* _Short exercise_:
What follows is a listing; restate every line of it word for word.

(Dataset rows)
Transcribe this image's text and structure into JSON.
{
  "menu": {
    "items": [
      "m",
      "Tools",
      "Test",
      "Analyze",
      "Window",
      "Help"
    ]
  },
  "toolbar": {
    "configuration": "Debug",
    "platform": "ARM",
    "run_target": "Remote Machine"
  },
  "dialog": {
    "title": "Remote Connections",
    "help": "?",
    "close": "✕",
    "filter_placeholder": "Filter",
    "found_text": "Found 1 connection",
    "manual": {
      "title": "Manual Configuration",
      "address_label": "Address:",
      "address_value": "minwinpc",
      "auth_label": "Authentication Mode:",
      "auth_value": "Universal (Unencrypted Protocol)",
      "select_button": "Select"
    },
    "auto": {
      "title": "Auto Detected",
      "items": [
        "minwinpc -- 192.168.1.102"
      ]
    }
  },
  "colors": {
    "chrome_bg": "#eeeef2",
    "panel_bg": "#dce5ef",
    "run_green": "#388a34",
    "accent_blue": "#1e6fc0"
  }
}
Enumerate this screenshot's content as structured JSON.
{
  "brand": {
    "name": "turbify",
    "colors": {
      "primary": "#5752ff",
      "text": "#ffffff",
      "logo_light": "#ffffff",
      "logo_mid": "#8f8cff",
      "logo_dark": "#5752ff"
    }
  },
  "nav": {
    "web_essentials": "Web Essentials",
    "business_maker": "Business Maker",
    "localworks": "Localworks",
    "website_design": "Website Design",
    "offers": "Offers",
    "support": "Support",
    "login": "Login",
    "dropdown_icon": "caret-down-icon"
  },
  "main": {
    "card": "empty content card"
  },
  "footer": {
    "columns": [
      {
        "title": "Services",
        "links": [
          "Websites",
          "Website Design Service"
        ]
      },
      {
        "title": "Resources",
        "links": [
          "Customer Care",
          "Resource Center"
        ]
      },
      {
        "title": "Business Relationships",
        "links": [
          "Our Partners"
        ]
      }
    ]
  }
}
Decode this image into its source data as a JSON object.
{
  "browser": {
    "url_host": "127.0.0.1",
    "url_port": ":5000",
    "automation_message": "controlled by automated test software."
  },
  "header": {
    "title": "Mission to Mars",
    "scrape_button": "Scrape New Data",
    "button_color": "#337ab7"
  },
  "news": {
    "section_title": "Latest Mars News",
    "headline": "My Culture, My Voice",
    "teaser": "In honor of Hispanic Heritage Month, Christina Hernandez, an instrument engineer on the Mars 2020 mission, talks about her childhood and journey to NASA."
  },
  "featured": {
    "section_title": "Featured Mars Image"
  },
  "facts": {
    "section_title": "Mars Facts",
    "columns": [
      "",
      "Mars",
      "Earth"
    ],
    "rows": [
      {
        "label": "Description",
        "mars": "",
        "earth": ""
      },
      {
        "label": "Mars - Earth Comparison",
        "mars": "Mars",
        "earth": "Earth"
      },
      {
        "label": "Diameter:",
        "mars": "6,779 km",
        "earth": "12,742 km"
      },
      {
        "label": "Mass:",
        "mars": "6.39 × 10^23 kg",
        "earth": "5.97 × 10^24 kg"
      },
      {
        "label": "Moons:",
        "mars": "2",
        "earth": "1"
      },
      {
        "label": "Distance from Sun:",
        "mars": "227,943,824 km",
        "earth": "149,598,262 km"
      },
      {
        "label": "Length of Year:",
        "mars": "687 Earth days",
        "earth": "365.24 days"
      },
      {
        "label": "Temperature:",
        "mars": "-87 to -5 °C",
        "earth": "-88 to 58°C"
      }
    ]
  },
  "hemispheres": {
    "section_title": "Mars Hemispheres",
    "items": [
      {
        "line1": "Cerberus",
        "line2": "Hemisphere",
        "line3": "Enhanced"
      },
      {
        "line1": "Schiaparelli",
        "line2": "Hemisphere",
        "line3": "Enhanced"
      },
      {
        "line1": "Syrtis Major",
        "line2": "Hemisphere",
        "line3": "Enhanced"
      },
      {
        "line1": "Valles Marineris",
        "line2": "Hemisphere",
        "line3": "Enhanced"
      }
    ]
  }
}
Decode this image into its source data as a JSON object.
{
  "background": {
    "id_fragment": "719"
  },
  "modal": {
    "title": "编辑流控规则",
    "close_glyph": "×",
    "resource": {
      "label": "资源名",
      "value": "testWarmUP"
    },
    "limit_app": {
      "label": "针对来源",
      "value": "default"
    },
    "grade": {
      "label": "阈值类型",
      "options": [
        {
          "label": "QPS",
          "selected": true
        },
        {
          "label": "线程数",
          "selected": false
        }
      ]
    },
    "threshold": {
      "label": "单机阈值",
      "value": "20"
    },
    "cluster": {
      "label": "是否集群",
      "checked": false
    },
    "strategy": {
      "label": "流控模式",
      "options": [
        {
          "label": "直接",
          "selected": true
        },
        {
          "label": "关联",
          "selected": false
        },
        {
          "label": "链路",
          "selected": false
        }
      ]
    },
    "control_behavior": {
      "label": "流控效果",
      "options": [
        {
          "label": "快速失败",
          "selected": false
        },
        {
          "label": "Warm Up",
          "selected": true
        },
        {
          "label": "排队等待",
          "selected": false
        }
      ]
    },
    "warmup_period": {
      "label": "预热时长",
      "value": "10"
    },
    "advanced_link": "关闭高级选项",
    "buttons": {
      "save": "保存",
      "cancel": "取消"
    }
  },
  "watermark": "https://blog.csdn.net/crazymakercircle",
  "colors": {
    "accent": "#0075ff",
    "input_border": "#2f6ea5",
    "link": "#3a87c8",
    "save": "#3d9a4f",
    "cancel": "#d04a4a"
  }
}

* _Output of the exercise_:
Transcribe this image's text and structure into JSON.
{
  "menu": {
    "items": [
      "m",
      "Tools",
      "Test",
      "Analyze",
      "Window",
      "Help"
    ]
  },
  "toolbar": {
    "configuration": "Debug",
    "platform": "ARM",
    "run_target": "Remote Machine"
  },
  "dialog": {
    "title": "Remote Connections",
    "help": "?",
    "close": "✕",
    "filter_placeholder": "Filter",
    "found_text": "Found 1 connection",
    "manual": {
      "title": "Manual Configuration",
      "address_label": "Address:",
      "address_value": "minwinpc",
      "auth_label": "Authentication Mode:",
      "auth_value": "Universal (Unencrypted Protocol)",
      "select_button": "Select"
    },
    "auto": {
      "title": "Auto Detected",
      "items": [
        "minwinpc -- 192.168.1.102"
      ]
    }
  },
  "colors": {
    "chrome_bg": "#eeeef2",
    "panel_bg": "#dce5ef",
    "run_green": "#388a34",
    "accent_blue": "#1e6fc0"
  }
}
Enumerate this screenshot's content as structured JSON.
{
  "brand": {
    "name": "turbify",
    "colors": {
      "primary": "#5752ff",
      "text": "#ffffff",
      "logo_light": "#ffffff",
      "logo_mid": "#8f8cff",
      "logo_dark": "#5752ff"
    }
  },
  "nav": {
    "web_essentials": "Web Essentials",
    "business_maker": "Business Maker",
    "localworks": "Localworks",
    "website_design": "Website Design",
    "offers": "Offers",
    "support": "Support",
    "login": "Login",
    "dropdown_icon": "caret-down-icon"
  },
  "main": {
    "card": "empty content card"
  },
  "footer": {
    "columns": [
      {
        "title": "Services",
        "links": [
          "Websites",
          "Website Design Service"
        ]
      },
      {
        "title": "Resources",
        "links": [
          "Customer Care",
          "Resource Center"
        ]
      },
      {
        "title": "Business Relationships",
        "links": [
          "Our Partners"
        ]
      }
    ]
  }
}
Decode this image into its source data as a JSON object.
{
  "browser": {
    "url_host": "127.0.0.1",
    "url_port": ":5000",
    "automation_message": "controlled by automated test software."
  },
  "header": {
    "title": "Mission to Mars",
    "scrape_button": "Scrape New Data",
    "button_color": "#337ab7"
  },
  "news": {
    "section_title": "Latest Mars News",
    "headline": "My Culture, My Voice",
    "teaser": "In honor of Hispanic Heritage Month, Christina Hernandez, an instrument engineer on the Mars 2020 mission, talks about her childhood and journey to NASA."
  },
  "featured": {
    "section_title": "Featured Mars Image"
  },
  "facts": {
    "section_title": "Mars Facts",
    "columns": [
      "",
      "Mars",
      "Earth"
    ],
    "rows": [
      {
        "label": "Description",
        "mars": "",
        "earth": ""
      },
      {
        "label": "Mars - Earth Comparison",
        "mars": "Mars",
        "earth": "Earth"
      },
      {
        "label": "Diameter:",
        "mars": "6,779 km",
        "earth": "12,742 km"
      },
      {
        "label": "Mass:",
        "mars": "6.39 × 10^23 kg",
        "earth": "5.97 × 10^24 kg"
      },
      {
        "label": "Moons:",
        "mars": "2",
        "earth": "1"
      },
      {
        "label": "Distance from Sun:",
        "mars": "227,943,824 km",
        "earth": "149,598,262 km"
      },
      {
        "label": "Length of Year:",
        "mars": "687 Earth days",
        "earth": "365.24 days"
      },
      {
        "label": "Temperature:",
        "mars": "-87 to -5 °C",
        "earth": "-88 to 58°C"
      }
    ]
  },
  "hemispheres": {
    "section_title": "Mars Hemispheres",
    "items": [
      {
        "line1": "Cerberus",
        "line2": "Hemisphere",
        "line3": "Enhanced"
      },
      {
        "line1": "Schiaparelli",
        "line2": "Hemisphere",
        "line3": "Enhanced"
      },
      {
        "line1": "Syrtis Major",
        "line2": "Hemisphere",
        "line3": "Enhanced"
      },
      {
        "line1": "Valles Marineris",
        "line2": "Hemisphere",
        "line3": "Enhanced"
      }
    ]
  }
}
Decode this image into its source data as a JSON object.
{
  "background": {
    "id_fragment": "719"
  },
  "modal": {
    "title": "编辑流控规则",
    "close_glyph": "×",
    "resource": {
      "label": "资源名",
      "value": "testWarmUP"
    },
    "limit_app": {
      "label": "针对来源",
      "value": "default"
    },
    "grade": {
      "label": "阈值类型",
      "options": [
        {
          "label": "QPS",
          "selected": true
        },
        {
          "label": "线程数",
          "selected": false
        }
      ]
    },
    "threshold": {
      "label": "单机阈值",
      "value": "20"
    },
    "cluster": {
      "label": "是否集群",
      "checked": false
    },
    "strategy": {
      "label": "流控模式",
      "options": [
        {
          "label": "直接",
          "selected": true
        },
        {
          "label": "关联",
          "selected": false
        },
        {
          "label": "链路",
          "selected": false
        }
      ]
    },
    "control_behavior": {
      "label": "流控效果",
      "options": [
        {
          "label": "快速失败",
          "selected": false
        },
        {
          "label": "Warm Up",
          "selected": true
        },
        {
          "label": "排队等待",
          "selected": false
        }
      ]
    },
    "warmup_period": {
      "label": "预热时长",
      "value": "10"
    },
    "advanced_link": "关闭高级选项",
    "buttons": {
      "save": "保存",
      "cancel": "取消"
    }
  },
  "watermark": "https://blog.csdn.net/crazymakercircle",
  "colors": {
    "accent": "#0075ff",
    "input_border": "#2f6ea5",
    "link": "#3a87c8",
    "save": "#3d9a4f",
    "cancel": "#d04a4a"
  }
}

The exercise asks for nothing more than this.